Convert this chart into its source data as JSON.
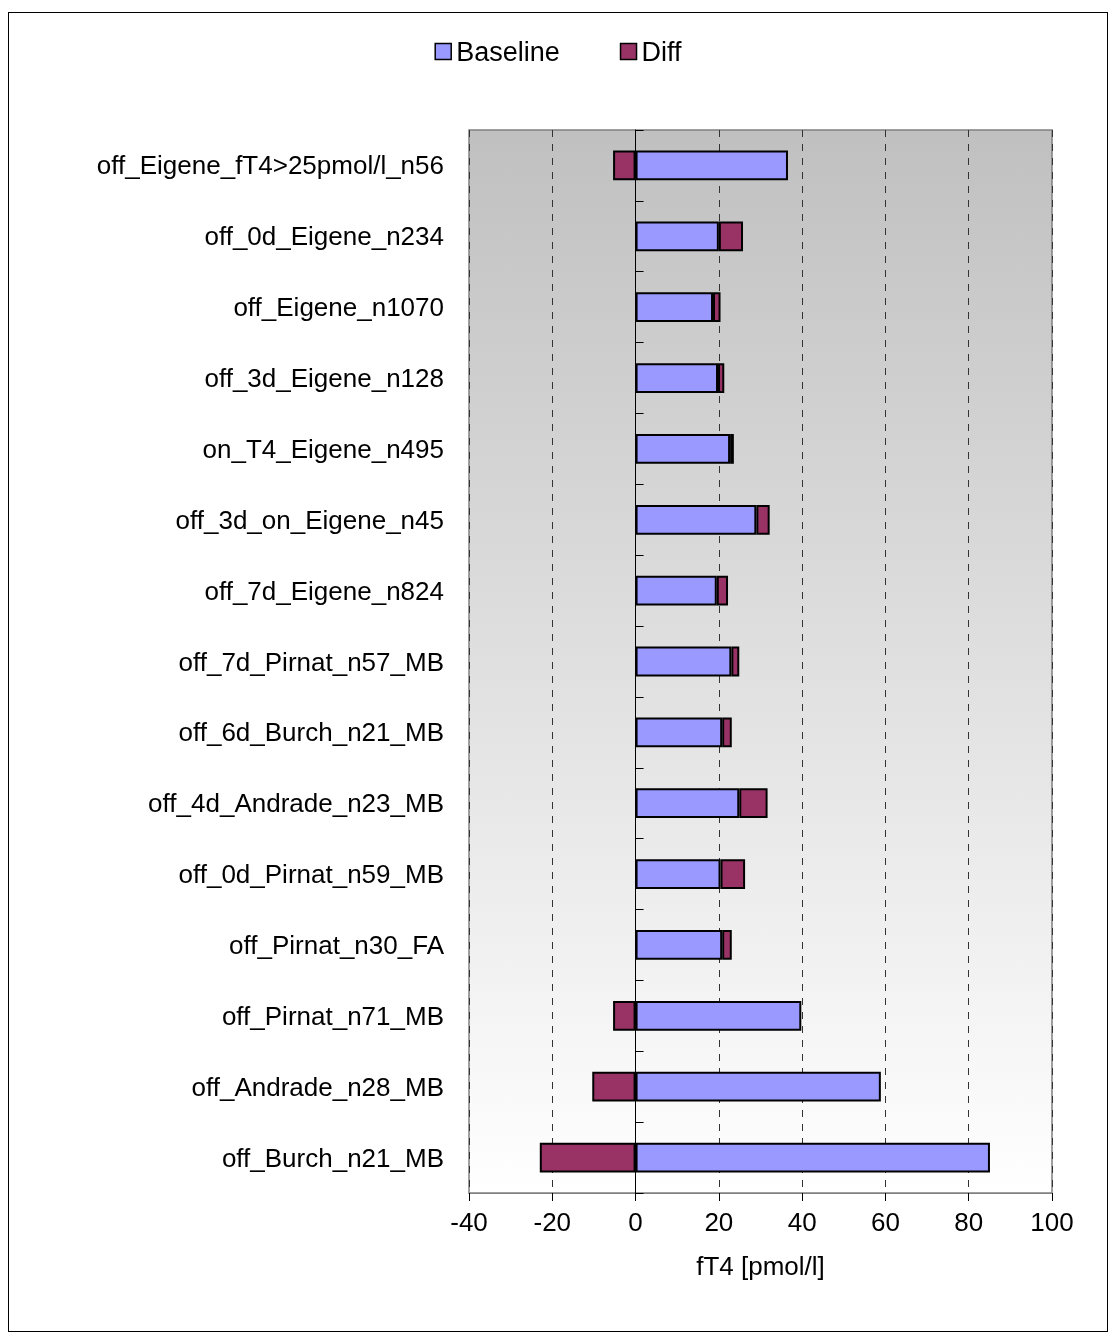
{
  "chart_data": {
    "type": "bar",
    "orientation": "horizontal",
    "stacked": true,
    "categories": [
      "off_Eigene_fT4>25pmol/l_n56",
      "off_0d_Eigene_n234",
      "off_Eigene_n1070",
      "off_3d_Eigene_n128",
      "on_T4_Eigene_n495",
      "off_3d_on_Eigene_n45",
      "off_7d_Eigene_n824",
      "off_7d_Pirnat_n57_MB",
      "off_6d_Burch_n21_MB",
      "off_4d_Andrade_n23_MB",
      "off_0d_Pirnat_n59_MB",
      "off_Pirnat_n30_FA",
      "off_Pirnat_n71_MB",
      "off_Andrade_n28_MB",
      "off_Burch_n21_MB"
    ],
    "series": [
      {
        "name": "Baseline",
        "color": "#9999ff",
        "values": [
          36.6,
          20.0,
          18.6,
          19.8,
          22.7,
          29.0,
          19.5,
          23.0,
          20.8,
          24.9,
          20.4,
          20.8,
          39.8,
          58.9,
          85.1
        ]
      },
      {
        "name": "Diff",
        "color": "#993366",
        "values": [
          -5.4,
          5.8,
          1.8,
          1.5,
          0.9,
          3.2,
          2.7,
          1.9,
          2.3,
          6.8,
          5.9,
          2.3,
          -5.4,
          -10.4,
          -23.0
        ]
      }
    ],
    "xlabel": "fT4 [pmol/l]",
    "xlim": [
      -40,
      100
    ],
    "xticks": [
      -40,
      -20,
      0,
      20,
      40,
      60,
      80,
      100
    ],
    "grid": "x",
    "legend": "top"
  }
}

-.-.-

▶ Goal
Copy the records above exactly. The pictures are not part of the copy.

▶ Answer for this exercise
Convert this chart into its source data as JSON.
{
  "chart_data": {
    "type": "bar",
    "orientation": "horizontal",
    "stacked": true,
    "categories": [
      "off_Eigene_fT4>25pmol/l_n56",
      "off_0d_Eigene_n234",
      "off_Eigene_n1070",
      "off_3d_Eigene_n128",
      "on_T4_Eigene_n495",
      "off_3d_on_Eigene_n45",
      "off_7d_Eigene_n824",
      "off_7d_Pirnat_n57_MB",
      "off_6d_Burch_n21_MB",
      "off_4d_Andrade_n23_MB",
      "off_0d_Pirnat_n59_MB",
      "off_Pirnat_n30_FA",
      "off_Pirnat_n71_MB",
      "off_Andrade_n28_MB",
      "off_Burch_n21_MB"
    ],
    "series": [
      {
        "name": "Baseline",
        "color": "#9999ff",
        "values": [
          36.6,
          20.0,
          18.6,
          19.8,
          22.7,
          29.0,
          19.5,
          23.0,
          20.8,
          24.9,
          20.4,
          20.8,
          39.8,
          58.9,
          85.1
        ]
      },
      {
        "name": "Diff",
        "color": "#993366",
        "values": [
          -5.4,
          5.8,
          1.8,
          1.5,
          0.9,
          3.2,
          2.7,
          1.9,
          2.3,
          6.8,
          5.9,
          2.3,
          -5.4,
          -10.4,
          -23.0
        ]
      }
    ],
    "xlabel": "fT4 [pmol/l]",
    "xlim": [
      -40,
      100
    ],
    "xticks": [
      -40,
      -20,
      0,
      20,
      40,
      60,
      80,
      100
    ],
    "grid": "x",
    "legend": "top"
  }
}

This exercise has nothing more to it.